| Direction |
Output the data word for word, dropping every image.

| Records excerpted from a collection |
[BEGIN]

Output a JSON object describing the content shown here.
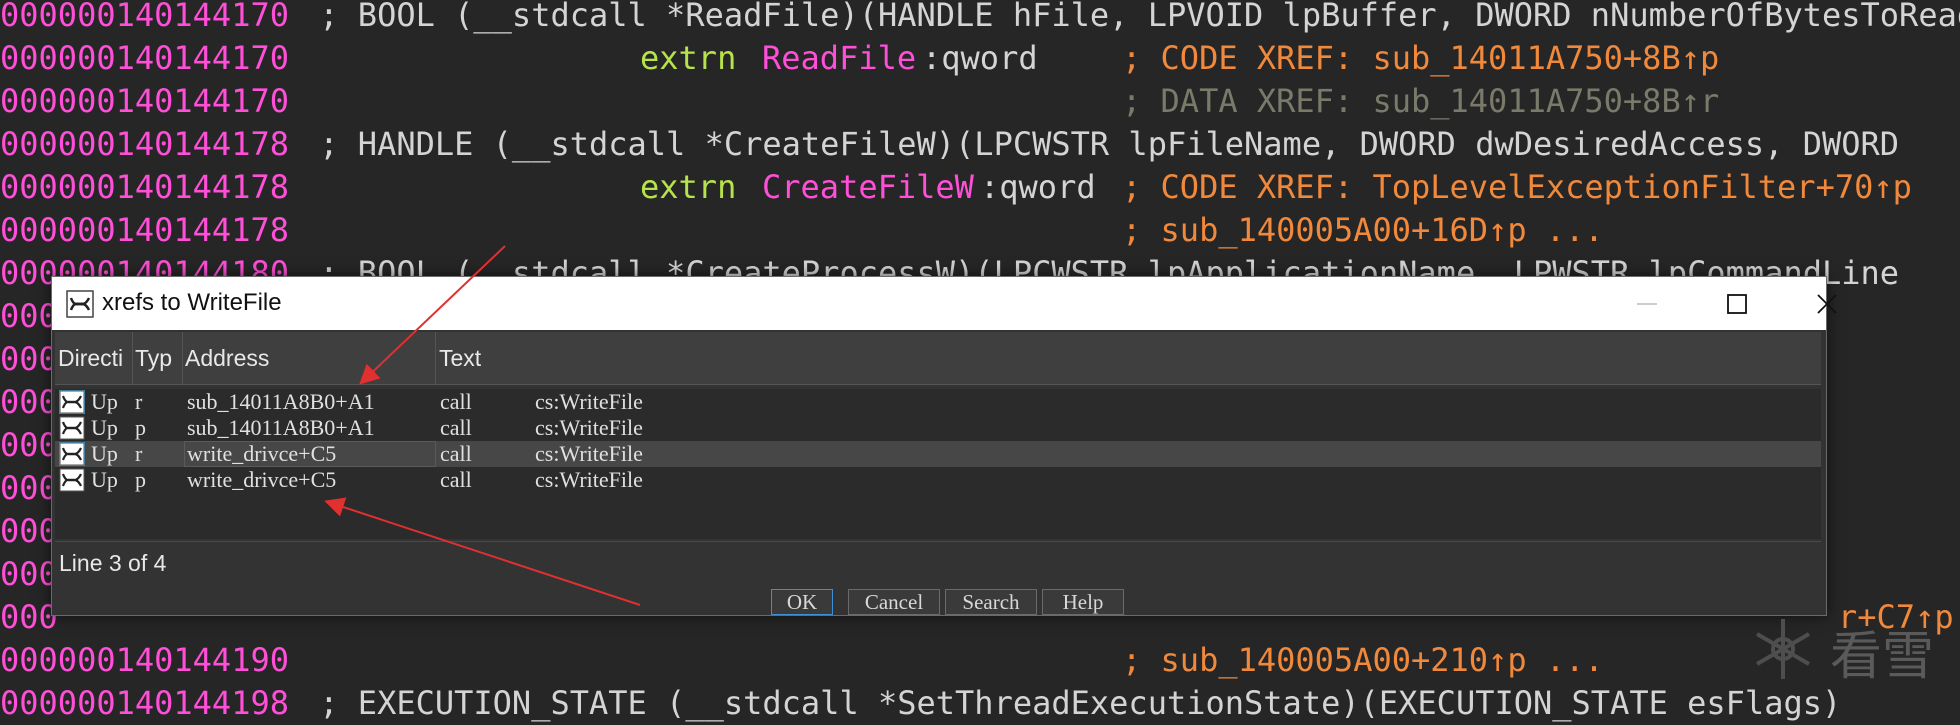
{
  "code_lines": [
    {
      "addr": "000000140144170",
      "text": " ; BOOL (__stdcall *ReadFile)(HANDLE hFile, LPVOID lpBuffer, DWORD nNumberOfBytesToRead"
    },
    {
      "addr": "000000140144170",
      "kw": "extrn",
      "sym": "ReadFile",
      "type": ":qword",
      "comment": "; CODE XREF: sub_14011A750+8B↑p"
    },
    {
      "addr": "000000140144170",
      "comment_dim": "; DATA XREF: sub_14011A750+8B↑r"
    },
    {
      "addr": "000000140144178",
      "text": " ; HANDLE (__stdcall *CreateFileW)(LPCWSTR lpFileName, DWORD dwDesiredAccess, DWORD"
    },
    {
      "addr": "000000140144178",
      "kw": "extrn",
      "sym": "CreateFileW",
      "type": ":qword",
      "comment": "; CODE XREF: TopLevelExceptionFilter+70↑p"
    },
    {
      "addr": "000000140144178",
      "comment": "; sub_140005A00+16D↑p ..."
    },
    {
      "addr": "000000140144180",
      "text": " ; BOOL (__stdcall *CreateProcessW)(LPCWSTR lpApplicationName, LPWSTR lpCommandLine"
    },
    {
      "addr": "000"
    },
    {
      "addr": "000"
    },
    {
      "addr": "000"
    },
    {
      "addr": "000"
    },
    {
      "addr": "000"
    },
    {
      "addr": "000"
    },
    {
      "addr": "000"
    },
    {
      "addr": "000",
      "comment": "r+C7↑p"
    },
    {
      "addr": "000000140144190",
      "comment": "; sub_140005A00+210↑p ..."
    },
    {
      "addr": "000000140144198",
      "text": " ; EXECUTION_STATE (__stdcall *SetThreadExecutionState)(EXECUTION_STATE esFlags)"
    }
  ],
  "dialog": {
    "title": "xrefs to WriteFile",
    "columns": [
      "Directi",
      "Typ",
      "Address",
      "Text"
    ],
    "rows": [
      {
        "direction": "Up",
        "type": "r",
        "address": "sub_14011A8B0+A1",
        "mnemonic": "call",
        "operand": "cs:WriteFile"
      },
      {
        "direction": "Up",
        "type": "p",
        "address": "sub_14011A8B0+A1",
        "mnemonic": "call",
        "operand": "cs:WriteFile"
      },
      {
        "direction": "Up",
        "type": "r",
        "address": "write_drivce+C5",
        "mnemonic": "call",
        "operand": "cs:WriteFile"
      },
      {
        "direction": "Up",
        "type": "p",
        "address": "write_drivce+C5",
        "mnemonic": "call",
        "operand": "cs:WriteFile"
      }
    ],
    "status": "Line 3 of 4",
    "buttons": {
      "ok": "OK",
      "cancel": "Cancel",
      "search": "Search",
      "help": "Help"
    }
  },
  "watermark": "看雪",
  "colors": {
    "address": "#ff4fd8",
    "keyword": "#b7e34a",
    "comment": "#f0893c",
    "background": "#262626",
    "annotation_arrow": "#e03030"
  }
}
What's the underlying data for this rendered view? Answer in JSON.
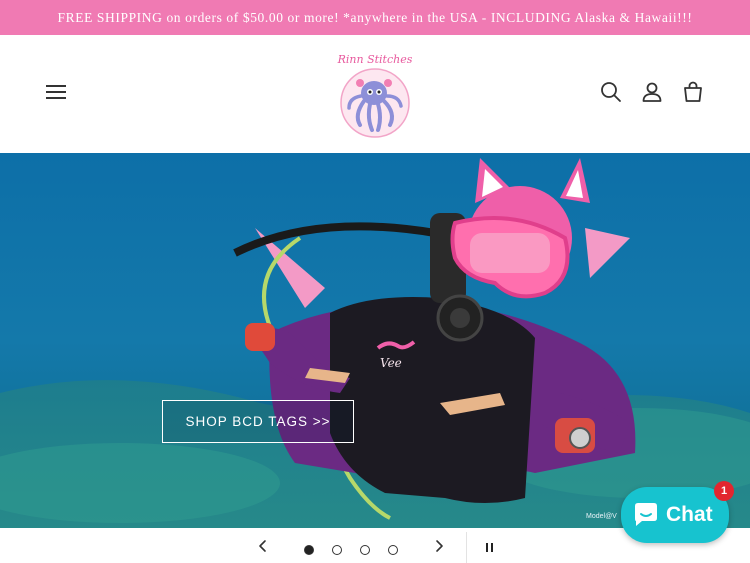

[END]

| Written answer |
Output a JSON object describing the content shown here.
{
  "code_lines": [
    {
      "addr": "000000140144170",
      "text": " ; BOOL (__stdcall *ReadFile)(HANDLE hFile, LPVOID lpBuffer, DWORD nNumberOfBytesToRead"
    },
    {
      "addr": "000000140144170",
      "kw": "extrn",
      "sym": "ReadFile",
      "type": ":qword",
      "comment": "; CODE XREF: sub_14011A750+8B↑p"
    },
    {
      "addr": "000000140144170",
      "comment_dim": "; DATA XREF: sub_14011A750+8B↑r"
    },
    {
      "addr": "000000140144178",
      "text": " ; HANDLE (__stdcall *CreateFileW)(LPCWSTR lpFileName, DWORD dwDesiredAccess, DWORD"
    },
    {
      "addr": "000000140144178",
      "kw": "extrn",
      "sym": "CreateFileW",
      "type": ":qword",
      "comment": "; CODE XREF: TopLevelExceptionFilter+70↑p"
    },
    {
      "addr": "000000140144178",
      "comment": "; sub_140005A00+16D↑p ..."
    },
    {
      "addr": "000000140144180",
      "text": " ; BOOL (__stdcall *CreateProcessW)(LPCWSTR lpApplicationName, LPWSTR lpCommandLine"
    },
    {
      "addr": "000"
    },
    {
      "addr": "000"
    },
    {
      "addr": "000"
    },
    {
      "addr": "000"
    },
    {
      "addr": "000"
    },
    {
      "addr": "000"
    },
    {
      "addr": "000"
    },
    {
      "addr": "000",
      "comment": "r+C7↑p"
    },
    {
      "addr": "000000140144190",
      "comment": "; sub_140005A00+210↑p ..."
    },
    {
      "addr": "000000140144198",
      "text": " ; EXECUTION_STATE (__stdcall *SetThreadExecutionState)(EXECUTION_STATE esFlags)"
    }
  ],
  "dialog": {
    "title": "xrefs to WriteFile",
    "columns": [
      "Directi",
      "Typ",
      "Address",
      "Text"
    ],
    "rows": [
      {
        "direction": "Up",
        "type": "r",
        "address": "sub_14011A8B0+A1",
        "mnemonic": "call",
        "operand": "cs:WriteFile"
      },
      {
        "direction": "Up",
        "type": "p",
        "address": "sub_14011A8B0+A1",
        "mnemonic": "call",
        "operand": "cs:WriteFile"
      },
      {
        "direction": "Up",
        "type": "r",
        "address": "write_drivce+C5",
        "mnemonic": "call",
        "operand": "cs:WriteFile"
      },
      {
        "direction": "Up",
        "type": "p",
        "address": "write_drivce+C5",
        "mnemonic": "call",
        "operand": "cs:WriteFile"
      }
    ],
    "status": "Line 3 of 4",
    "buttons": {
      "ok": "OK",
      "cancel": "Cancel",
      "search": "Search",
      "help": "Help"
    }
  },
  "watermark": "看雪",
  "colors": {
    "address": "#ff4fd8",
    "keyword": "#b7e34a",
    "comment": "#f0893c",
    "background": "#262626",
    "annotation_arrow": "#e03030"
  }
}
What's the underlying data for this rendered view? Answer in JSON.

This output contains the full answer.